#### [Directions for this task]
Restate the entries word for word, omitting nothing.

#### [Dataset extract]

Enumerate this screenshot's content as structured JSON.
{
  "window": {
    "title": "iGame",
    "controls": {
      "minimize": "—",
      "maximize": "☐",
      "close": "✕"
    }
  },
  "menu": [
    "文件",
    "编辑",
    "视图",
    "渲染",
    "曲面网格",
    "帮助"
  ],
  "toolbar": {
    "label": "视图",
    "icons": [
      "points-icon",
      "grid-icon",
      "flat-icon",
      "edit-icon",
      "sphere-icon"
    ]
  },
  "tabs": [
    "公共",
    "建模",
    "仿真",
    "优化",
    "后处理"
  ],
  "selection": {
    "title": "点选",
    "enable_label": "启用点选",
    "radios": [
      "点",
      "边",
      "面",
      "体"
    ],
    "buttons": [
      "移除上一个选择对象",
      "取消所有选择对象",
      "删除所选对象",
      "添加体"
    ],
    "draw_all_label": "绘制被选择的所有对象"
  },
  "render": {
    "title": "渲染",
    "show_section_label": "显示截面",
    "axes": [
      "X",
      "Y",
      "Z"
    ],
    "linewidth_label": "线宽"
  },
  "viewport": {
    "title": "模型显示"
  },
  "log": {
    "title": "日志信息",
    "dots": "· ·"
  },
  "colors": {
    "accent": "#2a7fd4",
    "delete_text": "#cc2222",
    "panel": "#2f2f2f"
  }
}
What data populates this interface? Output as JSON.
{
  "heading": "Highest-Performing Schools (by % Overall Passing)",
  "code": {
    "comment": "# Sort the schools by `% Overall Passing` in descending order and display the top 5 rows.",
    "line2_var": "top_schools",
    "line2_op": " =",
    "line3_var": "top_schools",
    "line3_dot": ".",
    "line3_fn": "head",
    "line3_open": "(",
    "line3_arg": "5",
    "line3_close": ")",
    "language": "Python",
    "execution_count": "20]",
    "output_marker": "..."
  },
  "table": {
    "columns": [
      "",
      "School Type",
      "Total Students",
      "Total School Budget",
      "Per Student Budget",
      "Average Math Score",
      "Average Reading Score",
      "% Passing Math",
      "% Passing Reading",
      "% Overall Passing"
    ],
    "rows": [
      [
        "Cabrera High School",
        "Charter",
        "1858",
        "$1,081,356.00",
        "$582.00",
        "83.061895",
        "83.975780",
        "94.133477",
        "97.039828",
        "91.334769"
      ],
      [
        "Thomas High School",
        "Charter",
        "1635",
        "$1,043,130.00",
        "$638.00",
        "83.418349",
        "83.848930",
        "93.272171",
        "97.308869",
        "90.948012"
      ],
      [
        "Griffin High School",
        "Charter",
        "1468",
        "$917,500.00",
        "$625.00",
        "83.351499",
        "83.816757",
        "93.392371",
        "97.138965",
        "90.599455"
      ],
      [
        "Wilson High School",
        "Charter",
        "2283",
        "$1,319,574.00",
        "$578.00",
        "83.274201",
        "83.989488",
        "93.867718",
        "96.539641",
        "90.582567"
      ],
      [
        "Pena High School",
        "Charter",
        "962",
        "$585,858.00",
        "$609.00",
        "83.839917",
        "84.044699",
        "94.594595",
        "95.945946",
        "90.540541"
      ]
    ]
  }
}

#### [Response]
Enumerate this screenshot's content as structured JSON.
{
  "window": {
    "title": "iGame",
    "controls": {
      "minimize": "—",
      "maximize": "☐",
      "close": "✕"
    }
  },
  "menu": [
    "文件",
    "编辑",
    "视图",
    "渲染",
    "曲面网格",
    "帮助"
  ],
  "toolbar": {
    "label": "视图",
    "icons": [
      "points-icon",
      "grid-icon",
      "flat-icon",
      "edit-icon",
      "sphere-icon"
    ]
  },
  "tabs": [
    "公共",
    "建模",
    "仿真",
    "优化",
    "后处理"
  ],
  "selection": {
    "title": "点选",
    "enable_label": "启用点选",
    "radios": [
      "点",
      "边",
      "面",
      "体"
    ],
    "buttons": [
      "移除上一个选择对象",
      "取消所有选择对象",
      "删除所选对象",
      "添加体"
    ],
    "draw_all_label": "绘制被选择的所有对象"
  },
  "render": {
    "title": "渲染",
    "show_section_label": "显示截面",
    "axes": [
      "X",
      "Y",
      "Z"
    ],
    "linewidth_label": "线宽"
  },
  "viewport": {
    "title": "模型显示"
  },
  "log": {
    "title": "日志信息",
    "dots": "· ·"
  },
  "colors": {
    "accent": "#2a7fd4",
    "delete_text": "#cc2222",
    "panel": "#2f2f2f"
  }
}
What data populates this interface? Output as JSON.
{
  "heading": "Highest-Performing Schools (by % Overall Passing)",
  "code": {
    "comment": "# Sort the schools by `% Overall Passing` in descending order and display the top 5 rows.",
    "line2_var": "top_schools",
    "line2_op": " =",
    "line3_var": "top_schools",
    "line3_dot": ".",
    "line3_fn": "head",
    "line3_open": "(",
    "line3_arg": "5",
    "line3_close": ")",
    "language": "Python",
    "execution_count": "20]",
    "output_marker": "..."
  },
  "table": {
    "columns": [
      "",
      "School Type",
      "Total Students",
      "Total School Budget",
      "Per Student Budget",
      "Average Math Score",
      "Average Reading Score",
      "% Passing Math",
      "% Passing Reading",
      "% Overall Passing"
    ],
    "rows": [
      [
        "Cabrera High School",
        "Charter",
        "1858",
        "$1,081,356.00",
        "$582.00",
        "83.061895",
        "83.975780",
        "94.133477",
        "97.039828",
        "91.334769"
      ],
      [
        "Thomas High School",
        "Charter",
        "1635",
        "$1,043,130.00",
        "$638.00",
        "83.418349",
        "83.848930",
        "93.272171",
        "97.308869",
        "90.948012"
      ],
      [
        "Griffin High School",
        "Charter",
        "1468",
        "$917,500.00",
        "$625.00",
        "83.351499",
        "83.816757",
        "93.392371",
        "97.138965",
        "90.599455"
      ],
      [
        "Wilson High School",
        "Charter",
        "2283",
        "$1,319,574.00",
        "$578.00",
        "83.274201",
        "83.989488",
        "93.867718",
        "96.539641",
        "90.582567"
      ],
      [
        "Pena High School",
        "Charter",
        "962",
        "$585,858.00",
        "$609.00",
        "83.839917",
        "84.044699",
        "94.594595",
        "95.945946",
        "90.540541"
      ]
    ]
  }
}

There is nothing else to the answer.